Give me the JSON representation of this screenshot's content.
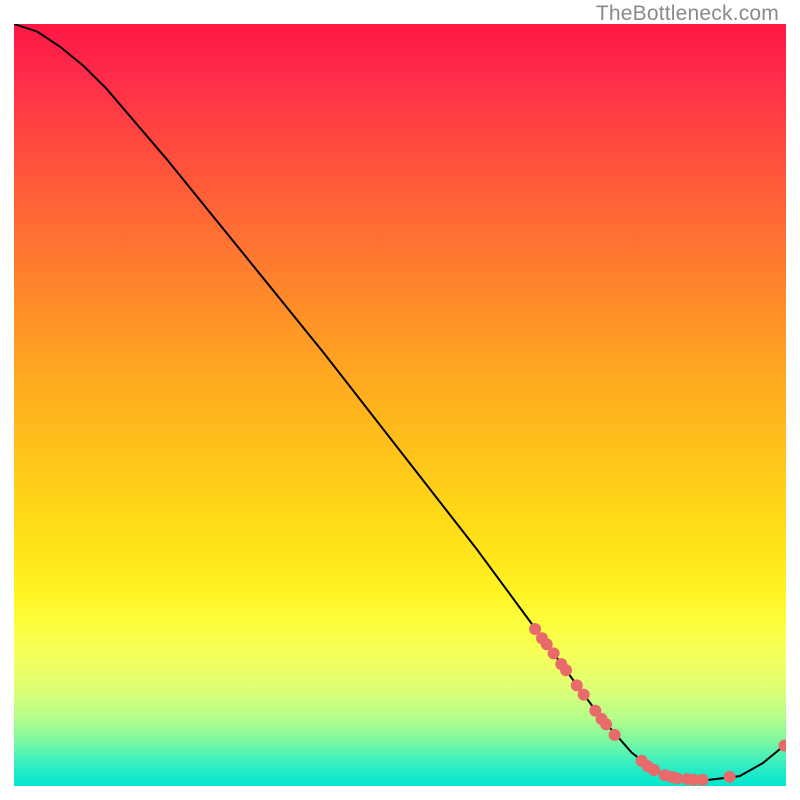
{
  "attribution": "TheBottleneck.com",
  "chart_data": {
    "type": "line",
    "title": "",
    "xlabel": "",
    "ylabel": "",
    "xlim": [
      0,
      100
    ],
    "ylim": [
      0,
      100
    ],
    "grid": false,
    "legend": false,
    "note": "Vertical axis is a bottleneck/mismatch percentage plotted against a horizontal component-performance axis; background gradient encodes severity (red high → green low). Tick labels and numeric axis values are not rendered in the image, so x/y here are read off as percentages of the plot area (0–100).",
    "curve": [
      {
        "x": 0.0,
        "y": 100.0
      },
      {
        "x": 3.0,
        "y": 99.0
      },
      {
        "x": 6.0,
        "y": 97.0
      },
      {
        "x": 9.0,
        "y": 94.5
      },
      {
        "x": 12.0,
        "y": 91.5
      },
      {
        "x": 20.0,
        "y": 82.0
      },
      {
        "x": 30.0,
        "y": 69.5
      },
      {
        "x": 40.0,
        "y": 57.0
      },
      {
        "x": 50.0,
        "y": 44.0
      },
      {
        "x": 60.0,
        "y": 31.0
      },
      {
        "x": 68.0,
        "y": 20.0
      },
      {
        "x": 72.0,
        "y": 14.5
      },
      {
        "x": 76.0,
        "y": 9.0
      },
      {
        "x": 80.0,
        "y": 4.4
      },
      {
        "x": 83.0,
        "y": 2.0
      },
      {
        "x": 86.0,
        "y": 1.0
      },
      {
        "x": 90.0,
        "y": 0.8
      },
      {
        "x": 94.0,
        "y": 1.3
      },
      {
        "x": 97.0,
        "y": 3.0
      },
      {
        "x": 100.0,
        "y": 5.5
      }
    ],
    "points": [
      {
        "x": 67.5,
        "y": 20.6
      },
      {
        "x": 68.4,
        "y": 19.4
      },
      {
        "x": 69.0,
        "y": 18.6
      },
      {
        "x": 69.9,
        "y": 17.4
      },
      {
        "x": 70.9,
        "y": 16.0
      },
      {
        "x": 71.5,
        "y": 15.2
      },
      {
        "x": 72.9,
        "y": 13.2
      },
      {
        "x": 73.8,
        "y": 12.0
      },
      {
        "x": 75.3,
        "y": 9.9
      },
      {
        "x": 76.1,
        "y": 8.8
      },
      {
        "x": 76.7,
        "y": 8.1
      },
      {
        "x": 77.8,
        "y": 6.7
      },
      {
        "x": 81.3,
        "y": 3.3
      },
      {
        "x": 82.1,
        "y": 2.6
      },
      {
        "x": 82.9,
        "y": 2.1
      },
      {
        "x": 84.3,
        "y": 1.4
      },
      {
        "x": 85.2,
        "y": 1.2
      },
      {
        "x": 85.9,
        "y": 1.0
      },
      {
        "x": 87.2,
        "y": 0.9
      },
      {
        "x": 88.1,
        "y": 0.8
      },
      {
        "x": 89.2,
        "y": 0.8
      },
      {
        "x": 92.7,
        "y": 1.2
      },
      {
        "x": 99.8,
        "y": 5.3
      }
    ],
    "point_radius": 6
  }
}
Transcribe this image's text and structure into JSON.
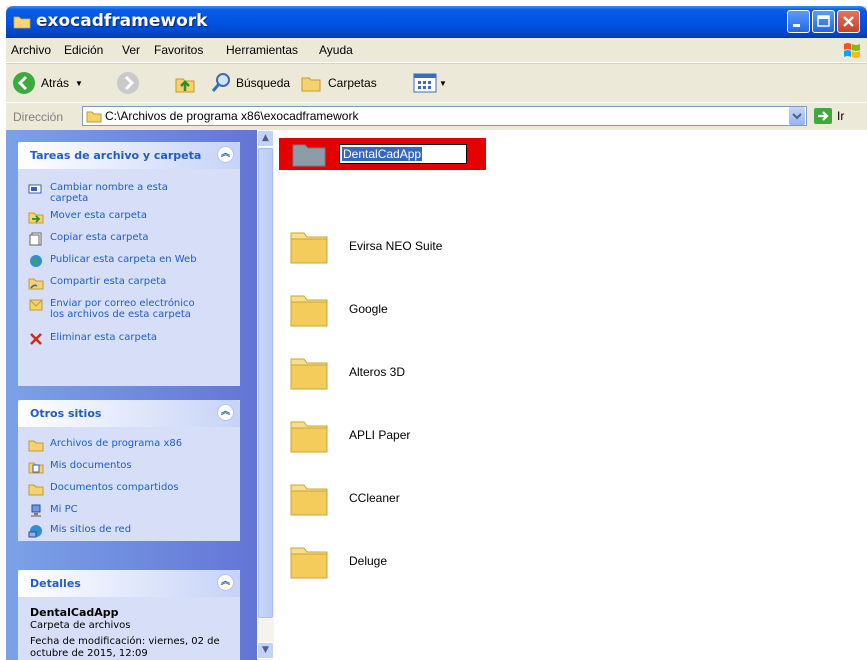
{
  "window": {
    "title": "exocadframework"
  },
  "menu": [
    "Archivo",
    "Edición",
    "Ver",
    "Favoritos",
    "Herramientas",
    "Ayuda"
  ],
  "toolbar": {
    "back_label": "Atrás",
    "search_label": "Búsqueda",
    "folders_label": "Carpetas"
  },
  "address": {
    "label": "Dirección",
    "path": "C:\\Archivos de programa x86\\exocadframework",
    "go_label": "Ir"
  },
  "tasks": {
    "title": "Tareas de archivo y carpeta",
    "items": [
      "Cambiar nombre a esta carpeta",
      "Mover esta carpeta",
      "Copiar esta carpeta",
      "Publicar esta carpeta en Web",
      "Compartir esta carpeta",
      "Enviar por correo electrónico los archivos de esta carpeta",
      "Eliminar esta carpeta"
    ]
  },
  "other_places": {
    "title": "Otros sitios",
    "items": [
      "Archivos de programa x86",
      "Mis documentos",
      "Documentos compartidos",
      "Mi PC",
      "Mis sitios de red"
    ]
  },
  "details": {
    "title": "Detalles",
    "name": "DentalCadApp",
    "type": "Carpeta de archivos",
    "modified": "Fecha de modificación: viernes, 02 de octubre de 2015, 12:09"
  },
  "files": [
    {
      "name": "DentalCadApp",
      "renaming": true
    },
    {
      "name": "Evirsa NEO Suite"
    },
    {
      "name": "Google"
    },
    {
      "name": "Alteros 3D"
    },
    {
      "name": "APLI Paper"
    },
    {
      "name": "CCleaner"
    },
    {
      "name": "Deluge"
    }
  ],
  "colors": {
    "title_blue": "#0054E3",
    "link_blue": "#215DC6",
    "highlight_red": "#E50000",
    "selection": "#316AC5"
  }
}
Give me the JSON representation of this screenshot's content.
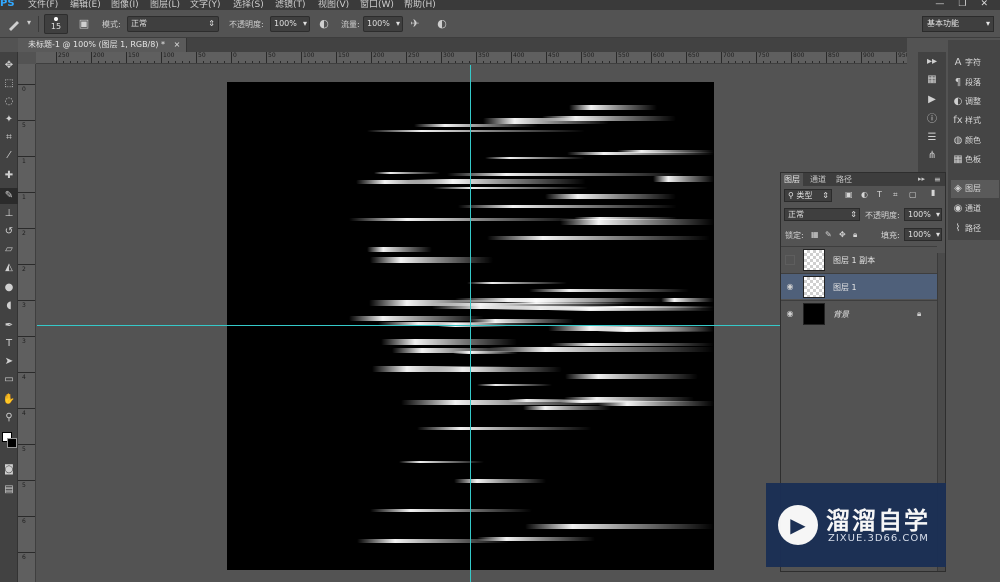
{
  "app": {
    "logo": "PS"
  },
  "menu": [
    "文件(F)",
    "编辑(E)",
    "图像(I)",
    "图层(L)",
    "文字(Y)",
    "选择(S)",
    "滤镜(T)",
    "视图(V)",
    "窗口(W)",
    "帮助(H)"
  ],
  "window_controls": {
    "minimize": "—",
    "restore": "❐",
    "close": "✕"
  },
  "options": {
    "brush_size": "15",
    "mode_label": "模式:",
    "mode_value": "正常",
    "opacity_label": "不透明度:",
    "opacity_value": "100%",
    "flow_label": "流量:",
    "flow_value": "100%",
    "workspace": "基本功能"
  },
  "document": {
    "tab_title": "未标题-1 @ 100% (图层 1, RGB/8) *",
    "tab_close": "×"
  },
  "ruler": {
    "h_labels": [
      "250",
      "200",
      "150",
      "100",
      "50",
      "0",
      "50",
      "100",
      "150",
      "200",
      "250",
      "300",
      "350",
      "400",
      "450",
      "500",
      "550",
      "600",
      "650",
      "700",
      "750",
      "800",
      "850",
      "900",
      "950"
    ],
    "v_labels": [
      "0",
      "5",
      "1",
      "1",
      "2",
      "2",
      "3",
      "3",
      "4",
      "4",
      "5",
      "5",
      "6",
      "6",
      "7"
    ]
  },
  "tools": [
    "move-icon",
    "marquee-icon",
    "lasso-icon",
    "magic-wand-icon",
    "crop-icon",
    "eyedropper-icon",
    "healing-icon",
    "brush-icon",
    "stamp-icon",
    "history-brush-icon",
    "eraser-icon",
    "bucket-icon",
    "blur-icon",
    "dodge-icon",
    "pen-icon",
    "type-icon",
    "path-select-icon",
    "shape-icon",
    "hand-icon",
    "zoom-icon"
  ],
  "right_panel": {
    "items": [
      {
        "icon": "character-icon",
        "label": "字符"
      },
      {
        "icon": "paragraph-icon",
        "label": "段落"
      },
      {
        "icon": "adjustments-icon",
        "label": "调整"
      },
      {
        "icon": "styles-icon",
        "label": "样式"
      },
      {
        "icon": "color-icon",
        "label": "颜色"
      },
      {
        "icon": "swatches-icon",
        "label": "色板"
      },
      {
        "icon": "layers-icon",
        "label": "图层"
      },
      {
        "icon": "channels-icon",
        "label": "通道"
      },
      {
        "icon": "paths-icon",
        "label": "路径"
      }
    ]
  },
  "layers_panel": {
    "tabs": [
      "图层",
      "通道",
      "路径"
    ],
    "filter_label": "类型",
    "blend_mode": "正常",
    "opacity_label": "不透明度:",
    "opacity_value": "100%",
    "lock_label": "锁定:",
    "fill_label": "填充:",
    "fill_value": "100%",
    "layers": [
      {
        "name": "图层 1 副本",
        "visible": false,
        "selected": false,
        "thumb": "transparent"
      },
      {
        "name": "图层 1",
        "visible": true,
        "selected": true,
        "thumb": "transparent"
      },
      {
        "name": "背景",
        "visible": true,
        "selected": false,
        "thumb": "black",
        "locked": true
      }
    ]
  },
  "watermark": {
    "title": "溜溜自学",
    "url": "ZIXUE.3D66.COM"
  },
  "colors": {
    "guide": "#35c9c9",
    "canvas": "#000000",
    "workspace_bg": "#535353",
    "selected_layer": "#4f607a",
    "watermark_bg": "#1a2f55"
  }
}
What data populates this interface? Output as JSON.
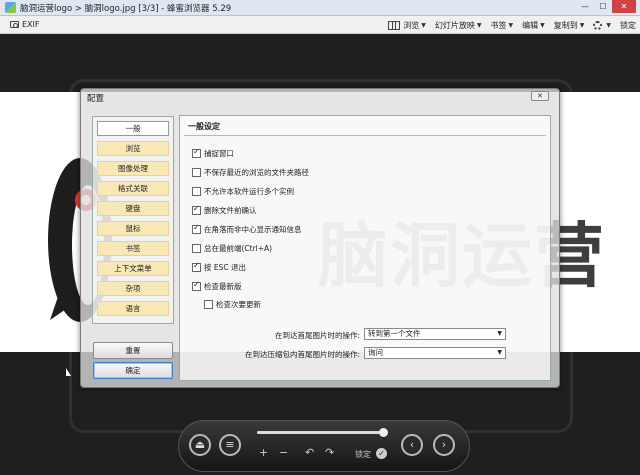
{
  "window": {
    "title": "脑洞运营logo > 脑洞logo.jpg [3/3] - 蜂蜜浏览器 5.29",
    "minimize": "—",
    "maximize": "☐",
    "close": "✕"
  },
  "toolbar": {
    "exif_label": "EXIF",
    "items": [
      {
        "label": "浏览"
      },
      {
        "label": "幻灯片放映"
      },
      {
        "label": "书签"
      },
      {
        "label": "编辑"
      },
      {
        "label": "复制到"
      }
    ],
    "lock_label": "锁定"
  },
  "watermark_text": "脑洞运营",
  "dialog": {
    "title": "配置",
    "close_label": "✕",
    "nav_items": [
      {
        "label": "一般",
        "active": true
      },
      {
        "label": "浏览"
      },
      {
        "label": "图像处理"
      },
      {
        "label": "格式关联"
      },
      {
        "label": "键盘"
      },
      {
        "label": "鼠标"
      },
      {
        "label": "书签"
      },
      {
        "label": "上下文菜单"
      },
      {
        "label": "杂项"
      },
      {
        "label": "语言"
      }
    ],
    "reset_label": "重置",
    "ok_label": "确定",
    "section_title": "一般设定",
    "options": [
      {
        "label": "捕捉窗口",
        "checked": true
      },
      {
        "label": "不保存最近的浏览的文件夹路径",
        "checked": false
      },
      {
        "label": "不允许本软件运行多个实例",
        "checked": false
      },
      {
        "label": "删除文件前确认",
        "checked": true
      },
      {
        "label": "在角落而非中心显示通知信息",
        "checked": true
      },
      {
        "label": "总在最前端(Ctrl+A)",
        "checked": false
      },
      {
        "label": "按 ESC 退出",
        "checked": true
      },
      {
        "label": "检查最新版",
        "checked": true
      },
      {
        "label": "检查次要更新",
        "checked": false
      }
    ],
    "selects": [
      {
        "label": "在到达首尾图片时的操作:",
        "value": "转到第一个文件"
      },
      {
        "label": "在到达压缩包内首尾图片时的操作:",
        "value": "询问"
      }
    ]
  },
  "controls": {
    "slider_position": 0.97,
    "zoom_in": "+",
    "zoom_out": "−",
    "rotate_left": "↶",
    "rotate_right": "↷",
    "lock_label": "锁定",
    "prev": "‹",
    "next": "›"
  }
}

◆ STATED GOAL
Within the material above, find the lines that contain the word "programa"; copy them.

◆ COMPLETED EXERCISE
    "path": "C:\\Archivos de programa x86\\exocadframework",
      "Archivos de programa x86",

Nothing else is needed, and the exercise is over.